Correction: see below.
Ford is getting back into the electric car market in a utilitarian fashion.
The automaker today will show off the Ford TransitConnect, an all-electric fleet car, at the Chicago Auto Show. The TransitConnect, coming out late this year, will drive 80 miles on a charge and hit a top speed of 75 miles an hour. Those aren't stats that Tesla Motors or Fisker Automotive would brag about, but Ford is chasing a different market. These cars will be sold to companies to be used as delivery vehicles or vans, mostly in urban environments.
In 2011, Ford will follow up with an all-electric version of the Focus, and the company plans to introduce a plug-in hybrid passenger car in 2012 that will compete against the Chevy Volt. Azure Dynamics developed the drive train, while Johnson Controls-Saft supplies the batteries.
Although Ford was one of the manufacturers that tried electric cars in the 90s before backing away from the market, the story could be different this time. The fundamental technology has improved, for one thing. The old electric cars didn't have lithium ion batteries. Additionally, Ford has come back from its near-death experience with a new-found love of economy cars and efficient manufacturing and design processes.

..............................

= EXERCISE TASKS =
**a)** In the Ford electric car article, how many miles will the TransitConnect drive on a charge?
**b)** Update the Ford electric car article by rewriting the stretch from "The automaker today" through "in urban environments." with "delivery vehicles" replaced by "service vehicles".
**c)** Continue the Ford electric car article after its last sentence.

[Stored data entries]
..............................

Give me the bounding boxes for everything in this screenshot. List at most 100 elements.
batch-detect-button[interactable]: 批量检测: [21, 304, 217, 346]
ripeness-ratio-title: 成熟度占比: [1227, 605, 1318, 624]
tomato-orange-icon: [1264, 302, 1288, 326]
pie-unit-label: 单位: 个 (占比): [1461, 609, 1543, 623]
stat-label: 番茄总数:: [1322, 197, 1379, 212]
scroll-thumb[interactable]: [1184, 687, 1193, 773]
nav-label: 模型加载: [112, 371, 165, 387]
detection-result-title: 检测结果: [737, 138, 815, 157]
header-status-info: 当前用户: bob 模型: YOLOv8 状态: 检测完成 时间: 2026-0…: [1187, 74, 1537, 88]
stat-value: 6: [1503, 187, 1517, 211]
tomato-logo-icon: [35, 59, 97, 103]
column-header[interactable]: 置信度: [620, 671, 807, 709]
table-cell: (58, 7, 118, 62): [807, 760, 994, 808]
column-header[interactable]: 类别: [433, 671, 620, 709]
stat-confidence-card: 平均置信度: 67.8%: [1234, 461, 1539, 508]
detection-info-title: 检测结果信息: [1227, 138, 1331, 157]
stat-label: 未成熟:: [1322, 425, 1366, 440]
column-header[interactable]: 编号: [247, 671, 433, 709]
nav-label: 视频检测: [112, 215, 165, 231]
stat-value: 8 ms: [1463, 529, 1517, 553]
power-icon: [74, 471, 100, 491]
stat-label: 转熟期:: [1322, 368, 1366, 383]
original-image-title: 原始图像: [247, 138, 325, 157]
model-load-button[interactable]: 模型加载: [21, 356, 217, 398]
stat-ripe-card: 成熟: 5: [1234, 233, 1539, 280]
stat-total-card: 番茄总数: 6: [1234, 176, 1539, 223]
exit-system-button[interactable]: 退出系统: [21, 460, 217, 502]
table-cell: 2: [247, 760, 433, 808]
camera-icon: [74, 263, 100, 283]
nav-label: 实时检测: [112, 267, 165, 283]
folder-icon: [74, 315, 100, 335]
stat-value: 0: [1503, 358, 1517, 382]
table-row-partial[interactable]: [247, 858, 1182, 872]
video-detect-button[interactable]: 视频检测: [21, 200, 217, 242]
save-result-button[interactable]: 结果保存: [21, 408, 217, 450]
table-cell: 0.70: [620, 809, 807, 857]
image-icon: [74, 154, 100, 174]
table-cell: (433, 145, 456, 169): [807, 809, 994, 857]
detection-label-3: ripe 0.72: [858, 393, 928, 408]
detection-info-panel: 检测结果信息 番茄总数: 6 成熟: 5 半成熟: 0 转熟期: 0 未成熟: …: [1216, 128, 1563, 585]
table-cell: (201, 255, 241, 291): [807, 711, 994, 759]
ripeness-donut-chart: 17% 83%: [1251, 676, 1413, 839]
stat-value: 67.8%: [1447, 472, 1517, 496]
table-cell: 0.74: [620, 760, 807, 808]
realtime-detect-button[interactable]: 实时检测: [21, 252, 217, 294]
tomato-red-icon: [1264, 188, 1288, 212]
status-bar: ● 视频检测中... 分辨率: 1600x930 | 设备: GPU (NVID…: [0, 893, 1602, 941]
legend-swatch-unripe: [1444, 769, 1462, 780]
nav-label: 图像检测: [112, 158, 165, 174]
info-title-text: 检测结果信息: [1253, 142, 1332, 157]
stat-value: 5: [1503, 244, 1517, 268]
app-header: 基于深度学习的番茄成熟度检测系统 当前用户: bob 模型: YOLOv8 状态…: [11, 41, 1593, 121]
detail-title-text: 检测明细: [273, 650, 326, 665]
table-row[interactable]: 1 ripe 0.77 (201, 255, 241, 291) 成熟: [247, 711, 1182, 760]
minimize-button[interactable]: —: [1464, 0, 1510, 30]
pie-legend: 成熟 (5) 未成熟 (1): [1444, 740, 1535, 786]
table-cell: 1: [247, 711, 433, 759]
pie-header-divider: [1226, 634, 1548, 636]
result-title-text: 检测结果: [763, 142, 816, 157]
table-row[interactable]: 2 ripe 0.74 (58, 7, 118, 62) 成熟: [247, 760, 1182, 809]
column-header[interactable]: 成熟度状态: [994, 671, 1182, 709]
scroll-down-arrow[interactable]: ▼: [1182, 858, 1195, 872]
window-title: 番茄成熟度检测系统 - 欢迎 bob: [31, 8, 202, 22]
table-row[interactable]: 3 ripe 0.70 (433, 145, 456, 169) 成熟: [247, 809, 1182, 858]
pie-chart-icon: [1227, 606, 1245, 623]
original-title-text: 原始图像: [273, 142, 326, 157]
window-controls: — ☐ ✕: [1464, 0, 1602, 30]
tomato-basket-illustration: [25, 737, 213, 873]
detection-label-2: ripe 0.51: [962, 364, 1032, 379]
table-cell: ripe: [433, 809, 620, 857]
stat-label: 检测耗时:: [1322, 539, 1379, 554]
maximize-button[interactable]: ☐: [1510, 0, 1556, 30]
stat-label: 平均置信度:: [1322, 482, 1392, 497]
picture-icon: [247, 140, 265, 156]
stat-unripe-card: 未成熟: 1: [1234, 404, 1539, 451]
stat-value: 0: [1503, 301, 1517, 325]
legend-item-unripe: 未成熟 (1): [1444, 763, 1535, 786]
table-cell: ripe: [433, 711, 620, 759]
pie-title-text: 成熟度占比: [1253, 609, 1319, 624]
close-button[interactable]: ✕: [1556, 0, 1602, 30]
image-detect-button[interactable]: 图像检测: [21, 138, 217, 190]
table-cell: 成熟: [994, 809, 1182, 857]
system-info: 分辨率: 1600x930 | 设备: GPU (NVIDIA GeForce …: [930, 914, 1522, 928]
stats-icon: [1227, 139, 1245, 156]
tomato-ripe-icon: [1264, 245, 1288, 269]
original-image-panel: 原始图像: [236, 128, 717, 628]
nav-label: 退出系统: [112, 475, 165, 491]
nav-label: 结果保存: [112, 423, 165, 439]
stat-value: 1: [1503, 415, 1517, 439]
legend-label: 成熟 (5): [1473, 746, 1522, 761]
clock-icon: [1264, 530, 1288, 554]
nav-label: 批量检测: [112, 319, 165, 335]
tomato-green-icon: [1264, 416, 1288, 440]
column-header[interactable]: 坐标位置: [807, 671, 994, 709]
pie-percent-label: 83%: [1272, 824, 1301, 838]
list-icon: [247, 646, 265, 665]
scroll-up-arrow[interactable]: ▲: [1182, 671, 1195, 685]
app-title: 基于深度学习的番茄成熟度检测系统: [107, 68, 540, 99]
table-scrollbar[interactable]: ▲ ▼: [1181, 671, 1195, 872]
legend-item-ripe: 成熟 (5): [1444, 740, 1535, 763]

..............................

= PER-TASK ANSWERS =
**a)** 80 miles

**b)**
The automaker today will show off the Ford TransitConnect, an all-electric fleet car, at the Chicago Auto Show. The TransitConnect, coming out late this year, will drive 80 miles on a charge and hit a top speed of 75 miles an hour. Those aren't stats that Tesla Motors or Fisker Automotive would brag about, but Ford is chasing a different market. These cars will be sold to companies to be used as service vehicles or vans, mostly in urban environments.

**c)**
The shift toward energy efficiency will mean trucks and big SUVs will drop from 59 percent of the company's business to 39 percent by 2011, while cars will grow from 32 percent to 38 percent, Sue Cischke, Ford's Chief Sustainability Officer, told us back in December. On the other hand, cross-overs, which are sort of like mini-SUVs, will climb from 9 percent to 23 percent. By 2020, hybrids, plug-in hybrids and all-electrics could make up 25 percent of all cars sold. (The majority, however, will be regular hybrids.)
Ford will also feature its EcoBoost engine, which boosts gas mileage by 10 to 20 percent, in many more cars as time goes on.
Correction: we had the wrong picture in the article earlier. Also, the vehicle will be used as a delivery van. Ford also has a natural gas taxi.